WRITTEN EXERCISE:
Wherever a line below holds the word "Tasto", copy that line.

AVAILABLE DATA:
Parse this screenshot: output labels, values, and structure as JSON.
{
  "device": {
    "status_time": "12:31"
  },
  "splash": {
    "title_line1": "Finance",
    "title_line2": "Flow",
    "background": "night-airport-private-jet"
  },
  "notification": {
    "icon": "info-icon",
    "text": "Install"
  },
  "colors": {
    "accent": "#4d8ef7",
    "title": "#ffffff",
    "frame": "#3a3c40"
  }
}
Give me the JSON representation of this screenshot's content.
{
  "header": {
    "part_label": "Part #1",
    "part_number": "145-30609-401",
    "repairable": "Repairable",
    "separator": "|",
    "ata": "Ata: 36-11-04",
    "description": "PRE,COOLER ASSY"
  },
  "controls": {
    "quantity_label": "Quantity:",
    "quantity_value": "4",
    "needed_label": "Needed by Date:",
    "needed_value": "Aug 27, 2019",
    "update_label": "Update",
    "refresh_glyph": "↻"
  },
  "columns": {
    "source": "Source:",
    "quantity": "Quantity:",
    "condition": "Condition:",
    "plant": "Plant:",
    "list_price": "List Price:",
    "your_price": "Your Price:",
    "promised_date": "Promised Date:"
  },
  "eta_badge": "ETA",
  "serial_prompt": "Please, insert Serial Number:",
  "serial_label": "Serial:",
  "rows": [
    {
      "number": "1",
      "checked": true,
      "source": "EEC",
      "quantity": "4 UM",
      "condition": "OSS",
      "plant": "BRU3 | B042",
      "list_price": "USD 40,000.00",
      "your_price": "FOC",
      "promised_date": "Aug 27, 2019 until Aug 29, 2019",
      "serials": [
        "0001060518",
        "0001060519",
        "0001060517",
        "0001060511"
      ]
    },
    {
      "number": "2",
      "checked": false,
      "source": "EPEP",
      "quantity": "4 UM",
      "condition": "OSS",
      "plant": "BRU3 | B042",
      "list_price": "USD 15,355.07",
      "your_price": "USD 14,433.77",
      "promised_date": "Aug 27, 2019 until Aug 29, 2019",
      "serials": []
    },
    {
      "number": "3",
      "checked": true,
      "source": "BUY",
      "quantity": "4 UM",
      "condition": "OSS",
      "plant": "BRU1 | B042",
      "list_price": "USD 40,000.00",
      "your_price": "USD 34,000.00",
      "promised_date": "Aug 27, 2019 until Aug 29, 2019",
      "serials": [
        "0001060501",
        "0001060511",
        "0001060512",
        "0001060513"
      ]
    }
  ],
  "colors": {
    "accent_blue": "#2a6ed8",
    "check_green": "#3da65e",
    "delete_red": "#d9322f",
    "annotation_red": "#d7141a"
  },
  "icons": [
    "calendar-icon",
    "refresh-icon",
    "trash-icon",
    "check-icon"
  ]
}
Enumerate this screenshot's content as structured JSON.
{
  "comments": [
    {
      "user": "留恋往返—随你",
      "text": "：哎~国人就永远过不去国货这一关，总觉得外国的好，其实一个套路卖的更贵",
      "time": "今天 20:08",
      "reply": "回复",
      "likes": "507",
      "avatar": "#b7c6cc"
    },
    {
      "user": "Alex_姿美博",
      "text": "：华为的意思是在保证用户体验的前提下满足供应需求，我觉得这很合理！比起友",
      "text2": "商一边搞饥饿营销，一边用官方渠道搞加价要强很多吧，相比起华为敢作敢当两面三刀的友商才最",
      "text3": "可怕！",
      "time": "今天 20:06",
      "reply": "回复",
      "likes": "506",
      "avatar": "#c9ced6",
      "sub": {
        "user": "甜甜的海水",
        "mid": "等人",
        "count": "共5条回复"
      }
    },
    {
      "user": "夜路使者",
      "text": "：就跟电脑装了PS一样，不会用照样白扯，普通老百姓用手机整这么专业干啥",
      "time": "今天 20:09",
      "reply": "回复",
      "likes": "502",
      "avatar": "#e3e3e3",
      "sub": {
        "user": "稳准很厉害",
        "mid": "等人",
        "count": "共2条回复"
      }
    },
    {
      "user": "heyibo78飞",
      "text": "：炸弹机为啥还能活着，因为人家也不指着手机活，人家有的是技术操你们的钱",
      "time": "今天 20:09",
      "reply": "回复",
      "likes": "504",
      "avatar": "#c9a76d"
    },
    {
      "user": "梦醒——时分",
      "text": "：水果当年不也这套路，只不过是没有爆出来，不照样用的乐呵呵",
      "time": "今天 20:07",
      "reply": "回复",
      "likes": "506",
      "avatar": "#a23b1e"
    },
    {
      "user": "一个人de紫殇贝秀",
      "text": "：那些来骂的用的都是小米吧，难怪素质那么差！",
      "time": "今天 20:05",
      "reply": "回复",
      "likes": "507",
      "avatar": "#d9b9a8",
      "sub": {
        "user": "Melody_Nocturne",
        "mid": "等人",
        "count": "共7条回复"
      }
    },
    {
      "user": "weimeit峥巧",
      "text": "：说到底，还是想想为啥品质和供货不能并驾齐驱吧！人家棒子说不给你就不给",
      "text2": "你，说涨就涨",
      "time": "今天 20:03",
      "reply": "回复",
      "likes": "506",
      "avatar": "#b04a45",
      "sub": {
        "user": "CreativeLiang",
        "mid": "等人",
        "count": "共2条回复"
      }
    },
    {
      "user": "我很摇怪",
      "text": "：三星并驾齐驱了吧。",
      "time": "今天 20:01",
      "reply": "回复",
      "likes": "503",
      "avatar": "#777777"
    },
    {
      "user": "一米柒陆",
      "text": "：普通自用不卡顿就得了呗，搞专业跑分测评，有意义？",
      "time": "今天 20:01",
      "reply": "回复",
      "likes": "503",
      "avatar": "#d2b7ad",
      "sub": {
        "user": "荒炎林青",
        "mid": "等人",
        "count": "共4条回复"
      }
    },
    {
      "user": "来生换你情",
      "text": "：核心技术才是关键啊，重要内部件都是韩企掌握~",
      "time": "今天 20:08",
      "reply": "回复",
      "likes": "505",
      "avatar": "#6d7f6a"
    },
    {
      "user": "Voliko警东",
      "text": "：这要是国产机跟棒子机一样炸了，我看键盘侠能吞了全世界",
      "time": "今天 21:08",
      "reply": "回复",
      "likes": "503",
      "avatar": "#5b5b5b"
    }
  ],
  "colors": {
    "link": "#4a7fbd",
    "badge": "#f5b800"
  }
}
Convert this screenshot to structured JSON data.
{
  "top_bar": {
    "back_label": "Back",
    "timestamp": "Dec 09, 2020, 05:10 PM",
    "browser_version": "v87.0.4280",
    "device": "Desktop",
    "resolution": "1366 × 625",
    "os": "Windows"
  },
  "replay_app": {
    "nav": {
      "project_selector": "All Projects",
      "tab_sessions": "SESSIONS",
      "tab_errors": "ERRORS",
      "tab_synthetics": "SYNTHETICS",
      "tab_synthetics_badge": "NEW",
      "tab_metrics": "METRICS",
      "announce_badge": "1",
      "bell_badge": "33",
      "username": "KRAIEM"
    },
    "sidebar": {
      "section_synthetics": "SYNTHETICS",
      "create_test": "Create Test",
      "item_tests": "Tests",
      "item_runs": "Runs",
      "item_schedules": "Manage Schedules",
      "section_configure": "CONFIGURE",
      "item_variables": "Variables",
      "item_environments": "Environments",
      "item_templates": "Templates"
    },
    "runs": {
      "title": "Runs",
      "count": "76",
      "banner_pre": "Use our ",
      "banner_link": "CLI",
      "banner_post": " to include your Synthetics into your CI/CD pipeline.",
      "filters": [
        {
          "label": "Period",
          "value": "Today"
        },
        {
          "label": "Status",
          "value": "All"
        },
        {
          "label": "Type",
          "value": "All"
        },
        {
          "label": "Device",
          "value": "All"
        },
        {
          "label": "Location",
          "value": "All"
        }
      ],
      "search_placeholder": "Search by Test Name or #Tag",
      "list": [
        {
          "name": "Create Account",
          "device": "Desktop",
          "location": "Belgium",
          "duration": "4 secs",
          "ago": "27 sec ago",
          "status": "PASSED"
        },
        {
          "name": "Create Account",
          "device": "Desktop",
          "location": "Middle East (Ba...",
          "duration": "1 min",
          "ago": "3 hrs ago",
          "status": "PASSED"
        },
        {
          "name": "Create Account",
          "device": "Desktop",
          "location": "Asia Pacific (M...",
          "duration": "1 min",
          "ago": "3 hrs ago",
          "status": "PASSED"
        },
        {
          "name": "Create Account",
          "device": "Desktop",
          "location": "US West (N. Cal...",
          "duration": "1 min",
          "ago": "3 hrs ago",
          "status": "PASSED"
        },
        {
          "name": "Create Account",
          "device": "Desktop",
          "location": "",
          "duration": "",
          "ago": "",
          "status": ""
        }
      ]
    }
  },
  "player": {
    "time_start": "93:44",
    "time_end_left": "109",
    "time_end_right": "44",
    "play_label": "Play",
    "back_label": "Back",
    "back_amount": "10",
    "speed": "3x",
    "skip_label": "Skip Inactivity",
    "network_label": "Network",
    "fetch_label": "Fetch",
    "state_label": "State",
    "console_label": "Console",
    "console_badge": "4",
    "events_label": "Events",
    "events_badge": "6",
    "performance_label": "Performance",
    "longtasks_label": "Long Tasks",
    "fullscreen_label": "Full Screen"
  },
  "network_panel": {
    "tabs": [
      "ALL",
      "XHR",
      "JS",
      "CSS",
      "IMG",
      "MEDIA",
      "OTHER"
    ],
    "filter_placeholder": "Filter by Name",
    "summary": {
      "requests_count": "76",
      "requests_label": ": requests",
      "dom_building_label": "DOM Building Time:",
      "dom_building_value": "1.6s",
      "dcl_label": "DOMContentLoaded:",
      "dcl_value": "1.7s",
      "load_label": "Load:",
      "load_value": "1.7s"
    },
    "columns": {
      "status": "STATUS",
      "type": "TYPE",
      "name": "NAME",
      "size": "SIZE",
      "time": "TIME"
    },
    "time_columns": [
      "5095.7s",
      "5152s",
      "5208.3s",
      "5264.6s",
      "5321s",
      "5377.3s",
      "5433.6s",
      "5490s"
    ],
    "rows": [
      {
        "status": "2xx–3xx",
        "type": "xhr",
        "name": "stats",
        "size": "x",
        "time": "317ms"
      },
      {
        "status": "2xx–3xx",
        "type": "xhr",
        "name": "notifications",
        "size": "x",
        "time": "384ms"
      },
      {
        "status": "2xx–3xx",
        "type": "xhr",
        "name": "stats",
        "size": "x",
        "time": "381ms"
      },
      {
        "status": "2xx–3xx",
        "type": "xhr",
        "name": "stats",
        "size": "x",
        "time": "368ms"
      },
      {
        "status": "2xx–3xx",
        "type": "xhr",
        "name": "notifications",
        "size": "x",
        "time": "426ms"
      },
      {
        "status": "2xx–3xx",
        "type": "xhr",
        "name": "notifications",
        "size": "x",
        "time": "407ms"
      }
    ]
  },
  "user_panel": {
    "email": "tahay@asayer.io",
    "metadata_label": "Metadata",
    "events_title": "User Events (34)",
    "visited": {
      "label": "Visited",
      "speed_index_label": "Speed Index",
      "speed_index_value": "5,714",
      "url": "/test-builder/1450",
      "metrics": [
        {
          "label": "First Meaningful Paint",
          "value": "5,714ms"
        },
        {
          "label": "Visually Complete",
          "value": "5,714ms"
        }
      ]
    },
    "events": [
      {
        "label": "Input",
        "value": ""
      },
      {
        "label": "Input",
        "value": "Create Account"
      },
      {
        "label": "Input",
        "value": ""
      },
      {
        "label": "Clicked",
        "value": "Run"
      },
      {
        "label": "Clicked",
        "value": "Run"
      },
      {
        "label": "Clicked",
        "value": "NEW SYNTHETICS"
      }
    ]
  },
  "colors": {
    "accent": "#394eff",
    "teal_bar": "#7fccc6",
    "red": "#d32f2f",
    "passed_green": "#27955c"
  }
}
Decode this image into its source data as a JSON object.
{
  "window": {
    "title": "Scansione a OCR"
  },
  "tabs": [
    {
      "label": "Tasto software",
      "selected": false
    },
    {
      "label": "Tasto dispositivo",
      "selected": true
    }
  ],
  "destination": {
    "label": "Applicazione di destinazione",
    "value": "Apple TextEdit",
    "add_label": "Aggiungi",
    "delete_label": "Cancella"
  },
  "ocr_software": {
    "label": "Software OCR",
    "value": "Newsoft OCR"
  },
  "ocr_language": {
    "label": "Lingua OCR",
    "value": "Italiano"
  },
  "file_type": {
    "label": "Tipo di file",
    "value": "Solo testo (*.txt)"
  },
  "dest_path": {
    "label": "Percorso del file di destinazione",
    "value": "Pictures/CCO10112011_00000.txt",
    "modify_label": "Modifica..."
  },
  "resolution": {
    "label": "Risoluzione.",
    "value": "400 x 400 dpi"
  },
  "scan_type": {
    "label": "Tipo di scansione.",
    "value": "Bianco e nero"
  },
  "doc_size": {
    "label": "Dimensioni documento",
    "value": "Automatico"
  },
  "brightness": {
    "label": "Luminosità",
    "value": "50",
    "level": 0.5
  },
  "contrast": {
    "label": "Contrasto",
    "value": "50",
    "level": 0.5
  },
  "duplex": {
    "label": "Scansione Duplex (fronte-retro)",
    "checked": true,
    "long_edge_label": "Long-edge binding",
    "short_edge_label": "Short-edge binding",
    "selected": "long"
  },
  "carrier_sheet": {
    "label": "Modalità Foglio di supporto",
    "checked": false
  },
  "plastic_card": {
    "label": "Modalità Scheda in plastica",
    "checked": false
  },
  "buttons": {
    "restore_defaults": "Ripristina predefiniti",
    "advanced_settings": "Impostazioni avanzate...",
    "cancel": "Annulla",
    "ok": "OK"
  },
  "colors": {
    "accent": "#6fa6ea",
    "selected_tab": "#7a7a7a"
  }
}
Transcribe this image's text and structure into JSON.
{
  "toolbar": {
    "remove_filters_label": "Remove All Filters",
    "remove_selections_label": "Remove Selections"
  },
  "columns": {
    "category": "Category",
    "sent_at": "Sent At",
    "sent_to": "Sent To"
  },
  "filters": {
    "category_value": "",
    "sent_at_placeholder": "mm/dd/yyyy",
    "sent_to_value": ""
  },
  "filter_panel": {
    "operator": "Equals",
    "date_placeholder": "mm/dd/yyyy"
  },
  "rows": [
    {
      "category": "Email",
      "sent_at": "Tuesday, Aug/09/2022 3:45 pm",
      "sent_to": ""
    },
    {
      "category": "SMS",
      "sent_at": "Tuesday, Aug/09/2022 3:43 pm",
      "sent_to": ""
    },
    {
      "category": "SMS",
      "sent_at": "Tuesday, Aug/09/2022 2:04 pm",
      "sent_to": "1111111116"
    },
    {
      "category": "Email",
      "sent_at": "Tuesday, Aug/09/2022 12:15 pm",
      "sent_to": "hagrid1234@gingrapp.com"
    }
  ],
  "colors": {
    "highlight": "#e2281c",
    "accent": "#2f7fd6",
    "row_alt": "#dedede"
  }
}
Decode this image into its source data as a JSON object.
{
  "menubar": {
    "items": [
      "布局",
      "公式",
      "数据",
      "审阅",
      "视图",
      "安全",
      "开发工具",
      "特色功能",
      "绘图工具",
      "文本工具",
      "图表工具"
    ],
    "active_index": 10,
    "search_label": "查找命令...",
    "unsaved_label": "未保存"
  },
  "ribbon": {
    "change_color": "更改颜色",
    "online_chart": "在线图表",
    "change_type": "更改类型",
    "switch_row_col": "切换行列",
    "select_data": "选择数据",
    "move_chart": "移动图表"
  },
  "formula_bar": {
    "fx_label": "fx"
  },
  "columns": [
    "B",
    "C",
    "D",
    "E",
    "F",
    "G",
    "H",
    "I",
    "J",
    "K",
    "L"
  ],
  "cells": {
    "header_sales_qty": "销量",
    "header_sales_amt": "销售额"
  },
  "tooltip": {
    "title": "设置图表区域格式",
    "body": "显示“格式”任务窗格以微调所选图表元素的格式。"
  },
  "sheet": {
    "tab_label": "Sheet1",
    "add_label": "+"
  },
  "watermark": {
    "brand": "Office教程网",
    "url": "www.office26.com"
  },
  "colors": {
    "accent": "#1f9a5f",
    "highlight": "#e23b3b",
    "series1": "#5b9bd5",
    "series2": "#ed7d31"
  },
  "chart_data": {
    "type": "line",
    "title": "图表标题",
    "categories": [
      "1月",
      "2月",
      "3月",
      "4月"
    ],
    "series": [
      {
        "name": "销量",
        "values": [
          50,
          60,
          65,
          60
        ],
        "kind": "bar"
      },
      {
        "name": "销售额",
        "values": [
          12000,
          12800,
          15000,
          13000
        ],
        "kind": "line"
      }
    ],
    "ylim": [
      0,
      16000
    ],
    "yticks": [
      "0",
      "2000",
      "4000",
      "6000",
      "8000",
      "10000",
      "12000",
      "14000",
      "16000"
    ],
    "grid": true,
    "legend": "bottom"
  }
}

WRITTEN RESPONSE:
      "label": "Tasto software",
      "label": "Tasto dispositivo",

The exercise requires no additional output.